**What the task requires**:
Go through the data below and repeat it exactly, skipping each picture.

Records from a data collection
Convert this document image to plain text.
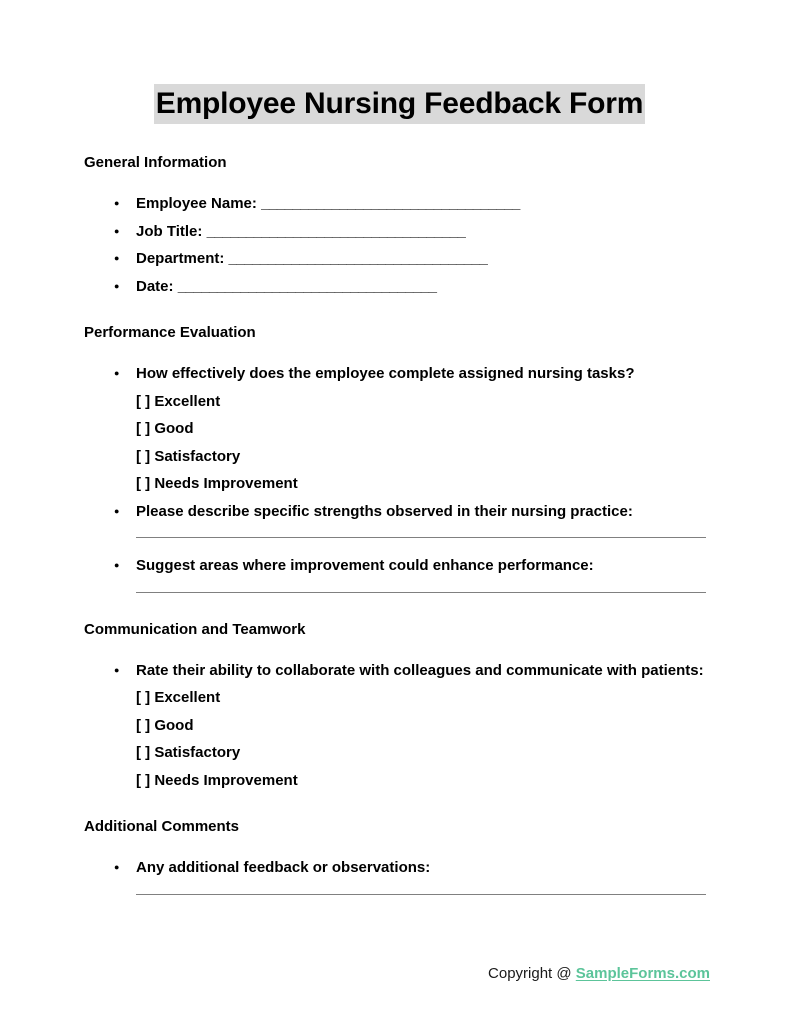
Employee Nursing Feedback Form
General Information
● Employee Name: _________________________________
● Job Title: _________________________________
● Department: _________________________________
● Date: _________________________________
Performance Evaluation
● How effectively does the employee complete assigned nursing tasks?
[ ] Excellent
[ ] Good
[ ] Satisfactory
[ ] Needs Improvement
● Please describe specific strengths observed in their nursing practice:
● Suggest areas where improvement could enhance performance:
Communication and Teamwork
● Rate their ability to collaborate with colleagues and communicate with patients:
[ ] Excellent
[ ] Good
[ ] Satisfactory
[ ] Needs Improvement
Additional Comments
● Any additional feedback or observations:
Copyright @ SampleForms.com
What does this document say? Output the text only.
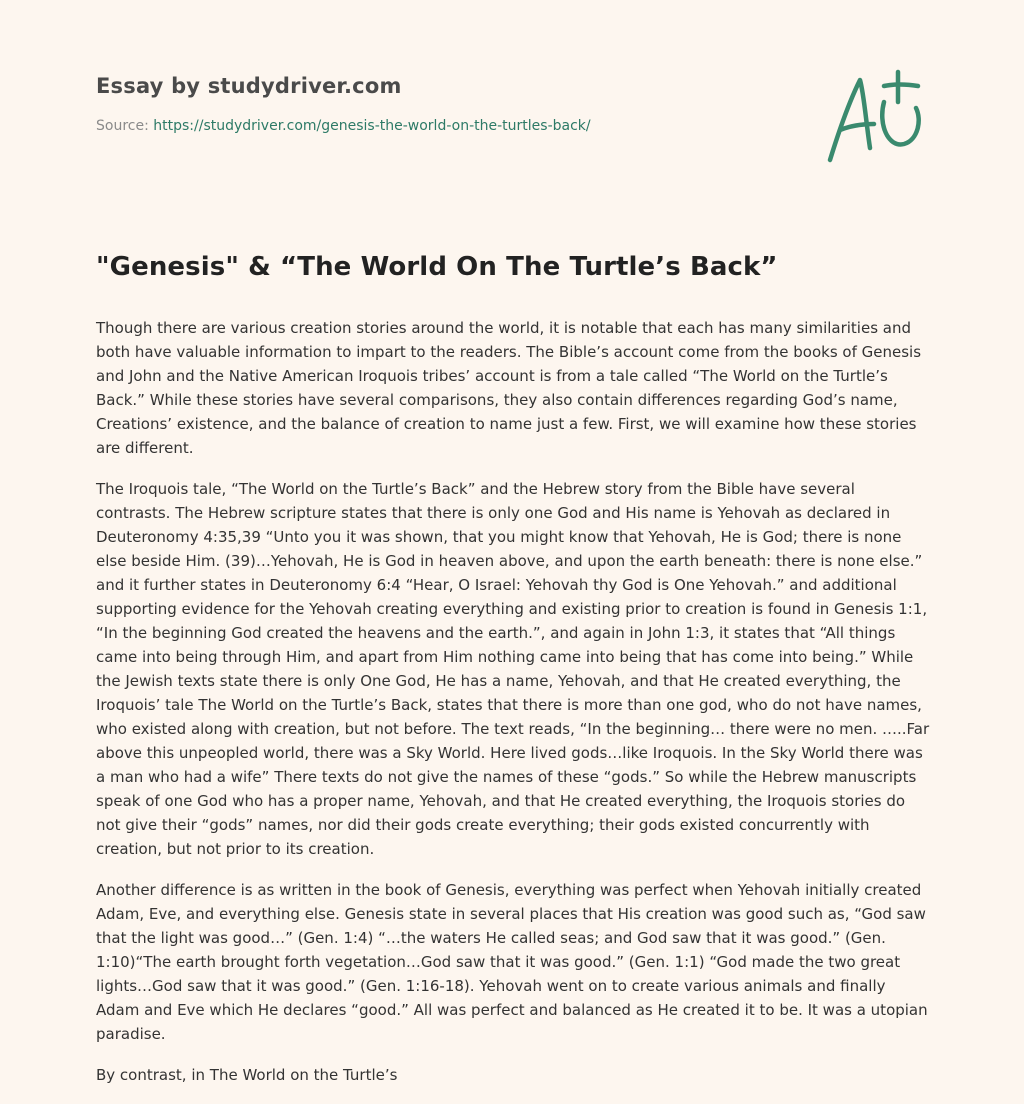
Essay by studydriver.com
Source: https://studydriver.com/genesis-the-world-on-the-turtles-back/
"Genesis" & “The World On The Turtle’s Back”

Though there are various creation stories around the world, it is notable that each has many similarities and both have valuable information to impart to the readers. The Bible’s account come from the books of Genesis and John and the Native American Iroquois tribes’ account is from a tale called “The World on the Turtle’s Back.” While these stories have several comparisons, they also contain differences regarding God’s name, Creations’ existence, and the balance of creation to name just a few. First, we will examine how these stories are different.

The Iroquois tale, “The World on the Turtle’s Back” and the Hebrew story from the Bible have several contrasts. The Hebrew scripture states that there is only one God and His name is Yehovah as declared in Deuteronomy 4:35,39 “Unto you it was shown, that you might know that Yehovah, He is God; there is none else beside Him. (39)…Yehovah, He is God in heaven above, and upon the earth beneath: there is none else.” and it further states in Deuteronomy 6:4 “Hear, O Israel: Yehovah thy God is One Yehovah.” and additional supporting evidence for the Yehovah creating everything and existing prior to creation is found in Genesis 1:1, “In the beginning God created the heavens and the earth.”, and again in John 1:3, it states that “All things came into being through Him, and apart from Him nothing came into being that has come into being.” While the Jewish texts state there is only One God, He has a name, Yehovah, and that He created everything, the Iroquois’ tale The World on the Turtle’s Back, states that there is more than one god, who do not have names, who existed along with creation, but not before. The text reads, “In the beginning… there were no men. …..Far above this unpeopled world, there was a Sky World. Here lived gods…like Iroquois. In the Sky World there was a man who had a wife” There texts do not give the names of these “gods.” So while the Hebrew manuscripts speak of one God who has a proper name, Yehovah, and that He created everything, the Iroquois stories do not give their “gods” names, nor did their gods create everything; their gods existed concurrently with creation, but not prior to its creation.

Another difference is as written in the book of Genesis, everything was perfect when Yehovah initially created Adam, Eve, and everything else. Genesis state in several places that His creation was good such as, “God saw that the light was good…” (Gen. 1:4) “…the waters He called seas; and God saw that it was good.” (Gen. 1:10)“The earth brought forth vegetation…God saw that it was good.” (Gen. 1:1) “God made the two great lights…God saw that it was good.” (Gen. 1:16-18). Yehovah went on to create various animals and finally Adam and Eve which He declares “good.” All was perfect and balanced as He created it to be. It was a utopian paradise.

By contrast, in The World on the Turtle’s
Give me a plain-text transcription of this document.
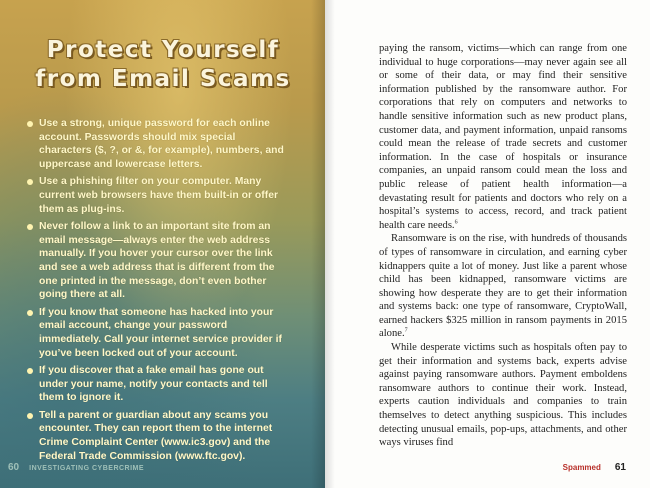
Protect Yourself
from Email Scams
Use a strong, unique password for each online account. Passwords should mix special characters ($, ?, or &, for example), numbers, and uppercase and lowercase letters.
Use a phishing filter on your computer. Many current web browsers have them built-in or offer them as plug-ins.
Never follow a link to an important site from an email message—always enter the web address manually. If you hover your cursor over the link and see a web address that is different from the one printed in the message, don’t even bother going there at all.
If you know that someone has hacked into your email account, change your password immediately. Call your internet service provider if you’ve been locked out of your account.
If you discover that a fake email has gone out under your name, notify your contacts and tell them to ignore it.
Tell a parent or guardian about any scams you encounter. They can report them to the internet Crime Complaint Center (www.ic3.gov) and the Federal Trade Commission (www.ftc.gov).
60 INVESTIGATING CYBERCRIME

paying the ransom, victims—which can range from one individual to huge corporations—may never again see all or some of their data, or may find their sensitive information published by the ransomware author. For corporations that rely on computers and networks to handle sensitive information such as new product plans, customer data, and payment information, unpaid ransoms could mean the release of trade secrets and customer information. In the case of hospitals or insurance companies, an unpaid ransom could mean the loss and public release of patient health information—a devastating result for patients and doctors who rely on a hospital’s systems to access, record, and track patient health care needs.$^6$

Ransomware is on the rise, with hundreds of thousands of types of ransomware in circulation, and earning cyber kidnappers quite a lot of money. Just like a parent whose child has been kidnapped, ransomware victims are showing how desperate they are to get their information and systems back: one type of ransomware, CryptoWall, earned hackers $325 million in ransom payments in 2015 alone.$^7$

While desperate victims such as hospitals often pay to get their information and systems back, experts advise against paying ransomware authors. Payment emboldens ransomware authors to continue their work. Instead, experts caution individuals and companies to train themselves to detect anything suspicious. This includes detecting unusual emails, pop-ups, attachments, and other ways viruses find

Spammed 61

**Reply**:
Convert this document image to plain text.
Employee Nursing Feedback Form
General Information
● Employee Name: _________________________________
● Job Title: _________________________________
● Department: _________________________________
● Date: _________________________________
Performance Evaluation
● How effectively does the employee complete assigned nursing tasks?
[ ] Excellent
[ ] Good
[ ] Satisfactory
[ ] Needs Improvement
● Please describe specific strengths observed in their nursing practice:
● Suggest areas where improvement could enhance performance:
Communication and Teamwork
● Rate their ability to collaborate with colleagues and communicate with patients:
[ ] Excellent
[ ] Good
[ ] Satisfactory
[ ] Needs Improvement
Additional Comments
● Any additional feedback or observations:
Copyright @ SampleForms.com
What does this document say? Output the text only.
Essay by studydriver.com
Source: https://studydriver.com/genesis-the-world-on-the-turtles-back/
"Genesis" & “The World On The Turtle’s Back”

Though there are various creation stories around the world, it is notable that each has many similarities and both have valuable information to impart to the readers. The Bible’s account come from the books of Genesis and John and the Native American Iroquois tribes’ account is from a tale called “The World on the Turtle’s Back.” While these stories have several comparisons, they also contain differences regarding God’s name, Creations’ existence, and the balance of creation to name just a few. First, we will examine how these stories are different.

The Iroquois tale, “The World on the Turtle’s Back” and the Hebrew story from the Bible have several contrasts. The Hebrew scripture states that there is only one God and His name is Yehovah as declared in Deuteronomy 4:35,39 “Unto you it was shown, that you might know that Yehovah, He is God; there is none else beside Him. (39)…Yehovah, He is God in heaven above, and upon the earth beneath: there is none else.” and it further states in Deuteronomy 6:4 “Hear, O Israel: Yehovah thy God is One Yehovah.” and additional supporting evidence for the Yehovah creating everything and existing prior to creation is found in Genesis 1:1, “In the beginning God created the heavens and the earth.”, and again in John 1:3, it states that “All things came into being through Him, and apart from Him nothing came into being that has come into being.” While the Jewish texts state there is only One God, He has a name, Yehovah, and that He created everything, the Iroquois’ tale The World on the Turtle’s Back, states that there is more than one god, who do not have names, who existed along with creation, but not before. The text reads, “In the beginning… there were no men. …..Far above this unpeopled world, there was a Sky World. Here lived gods…like Iroquois. In the Sky World there was a man who had a wife” There texts do not give the names of these “gods.” So while the Hebrew manuscripts speak of one God who has a proper name, Yehovah, and that He created everything, the Iroquois stories do not give their “gods” names, nor did their gods create everything; their gods existed concurrently with creation, but not prior to its creation.

Another difference is as written in the book of Genesis, everything was perfect when Yehovah initially created Adam, Eve, and everything else. Genesis state in several places that His creation was good such as, “God saw that the light was good…” (Gen. 1:4) “…the waters He called seas; and God saw that it was good.” (Gen. 1:10)“The earth brought forth vegetation…God saw that it was good.” (Gen. 1:1) “God made the two great lights…God saw that it was good.” (Gen. 1:16-18). Yehovah went on to create various animals and finally Adam and Eve which He declares “good.” All was perfect and balanced as He created it to be. It was a utopian paradise.

By contrast, in The World on the Turtle’s
Give me a plain-text transcription of this document.
Protect Yourself
from Email Scams
Use a strong, unique password for each online account. Passwords should mix special characters ($, ?, or &, for example), numbers, and uppercase and lowercase letters.
Use a phishing filter on your computer. Many current web browsers have them built-in or offer them as plug-ins.
Never follow a link to an important site from an email message—always enter the web address manually. If you hover your cursor over the link and see a web address that is different from the one printed in the message, don’t even bother going there at all.
If you know that someone has hacked into your email account, change your password immediately. Call your internet service provider if you’ve been locked out of your account.
If you discover that a fake email has gone out under your name, notify your contacts and tell them to ignore it.
Tell a parent or guardian about any scams you encounter. They can report them to the internet Crime Complaint Center (www.ic3.gov) and the Federal Trade Commission (www.ftc.gov).
60 INVESTIGATING CYBERCRIME

paying the ransom, victims—which can range from one individual to huge corporations—may never again see all or some of their data, or may find their sensitive information published by the ransomware author. For corporations that rely on computers and networks to handle sensitive information such as new product plans, customer data, and payment information, unpaid ransoms could mean the release of trade secrets and customer information. In the case of hospitals or insurance companies, an unpaid ransom could mean the loss and public release of patient health information—a devastating result for patients and doctors who rely on a hospital’s systems to access, record, and track patient health care needs.$^6$

Ransomware is on the rise, with hundreds of thousands of types of ransomware in circulation, and earning cyber kidnappers quite a lot of money. Just like a parent whose child has been kidnapped, ransomware victims are showing how desperate they are to get their information and systems back: one type of ransomware, CryptoWall, earned hackers $325 million in ransom payments in 2015 alone.$^7$

While desperate victims such as hospitals often pay to get their information and systems back, experts advise against paying ransomware authors. Payment emboldens ransomware authors to continue their work. Instead, experts caution individuals and companies to train themselves to detect anything suspicious. This includes detecting unusual emails, pop-ups, attachments, and other ways viruses find

Spammed 61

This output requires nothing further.